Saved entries
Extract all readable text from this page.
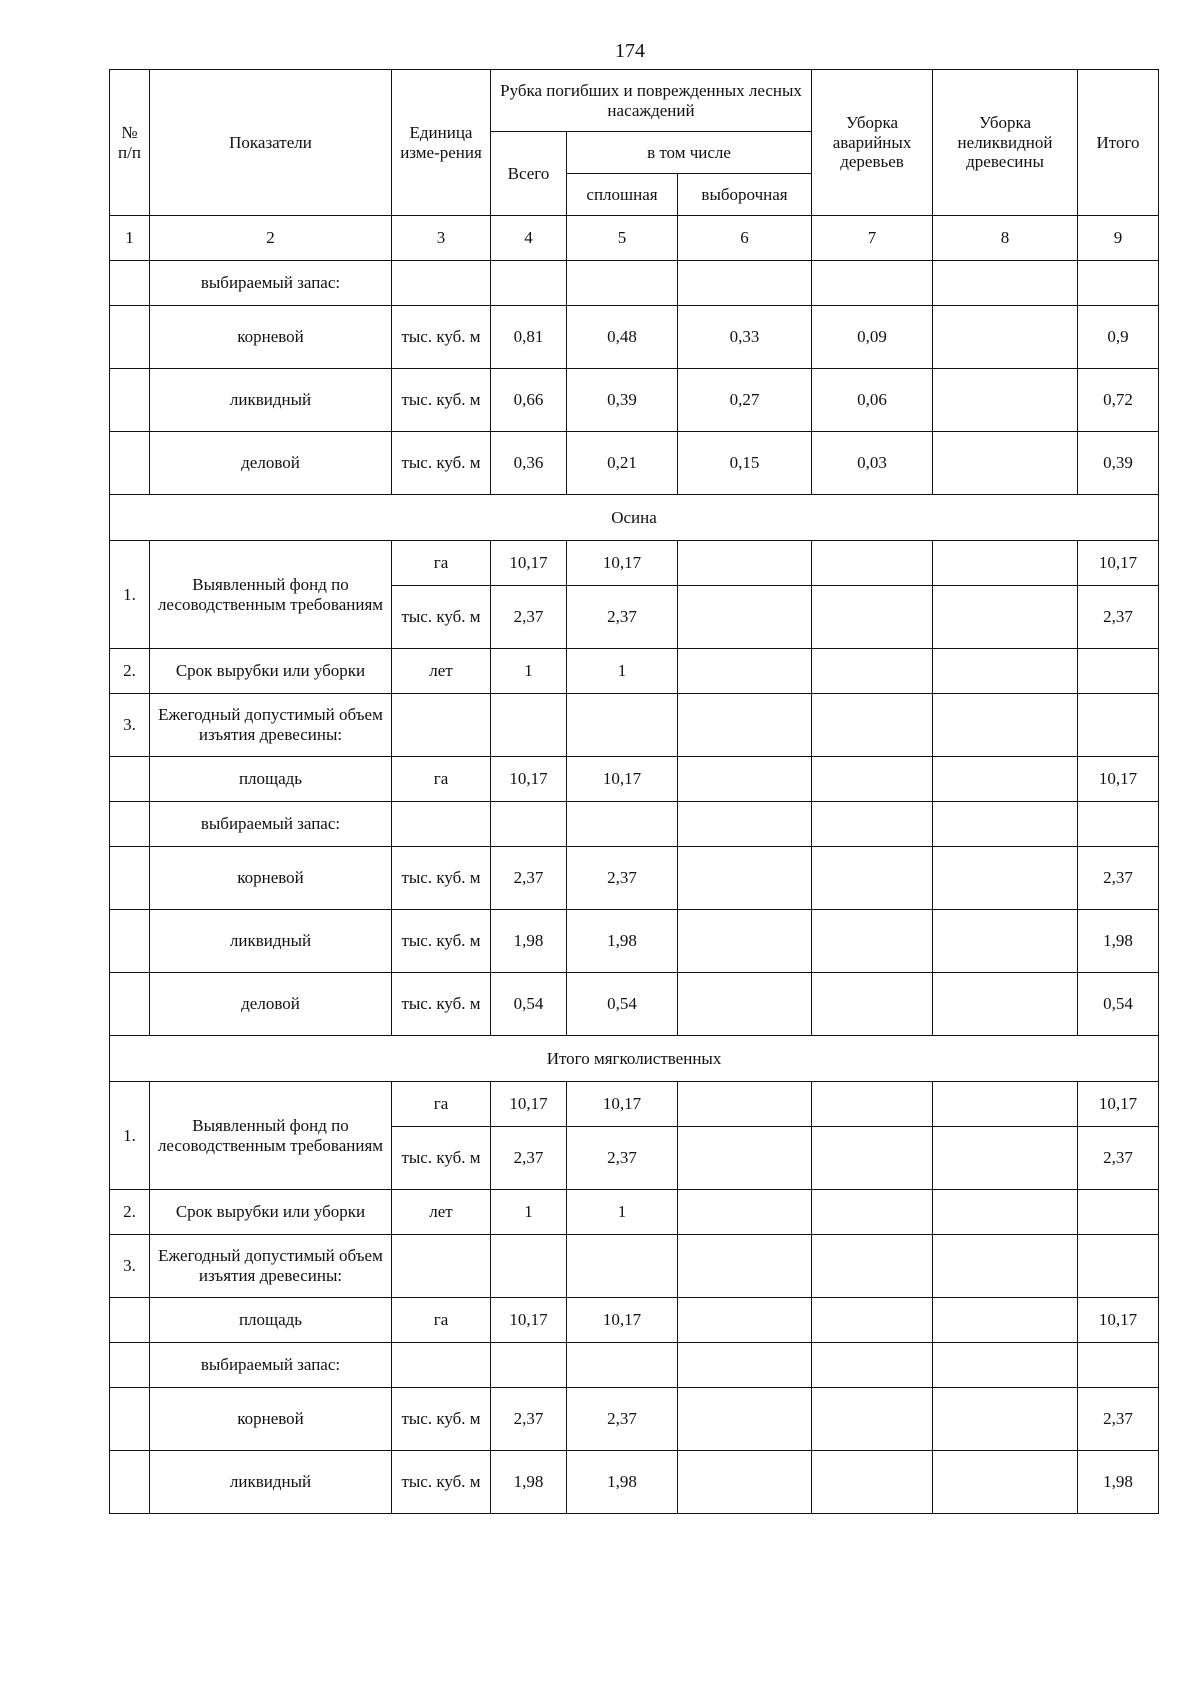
174
№ п/п	Показатели	Единица изме-рения	Рубка погибших и поврежденных лесных насаждений			Уборка аварийных деревьев	Уборка неликвидной древесины	Итого
			Всего	в том числе				
				сплошная	выборочная			
1	2	3	4	5	6	7	8	9
	выбираемый запас:							
	корневой	тыс. куб. м	0,81	0,48	0,33	0,09		0,9
	ликвидный	тыс. куб. м	0,66	0,39	0,27	0,06		0,72
	деловой	тыс. куб. м	0,36	0,21	0,15	0,03		0,39
Осина								
1.	Выявленный фонд по лесоводственным требованиям	га	10,17	10,17				10,17
		тыс. куб. м	2,37	2,37				2,37
2.	Срок вырубки или уборки	лет	1	1				
3.	Ежегодный допустимый объем изъятия древесины:							
	площадь	га	10,17	10,17				10,17
	выбираемый запас:							
	корневой	тыс. куб. м	2,37	2,37				2,37
	ликвидный	тыс. куб. м	1,98	1,98				1,98
	деловой	тыс. куб. м	0,54	0,54				0,54
Итого мягколиственных								
1.	Выявленный фонд по лесоводственным требованиям	га	10,17	10,17				10,17
		тыс. куб. м	2,37	2,37				2,37
2.	Срок вырубки или уборки	лет	1	1				
3.	Ежегодный допустимый объем изъятия древесины:							
	площадь	га	10,17	10,17				10,17
	выбираемый запас:							
	корневой	тыс. куб. м	2,37	2,37				2,37
	ликвидный	тыс. куб. м	1,98	1,98				1,98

• [TASK] Copy every line above in which the string "Итого" shows up.

• [FINISHED ANSWER]
№ п/п	Показатели	Единица изме-рения	Рубка погибших и поврежденных лесных насаждений			Уборка аварийных деревьев	Уборка неликвидной древесины	Итого
Итого мягколиственных								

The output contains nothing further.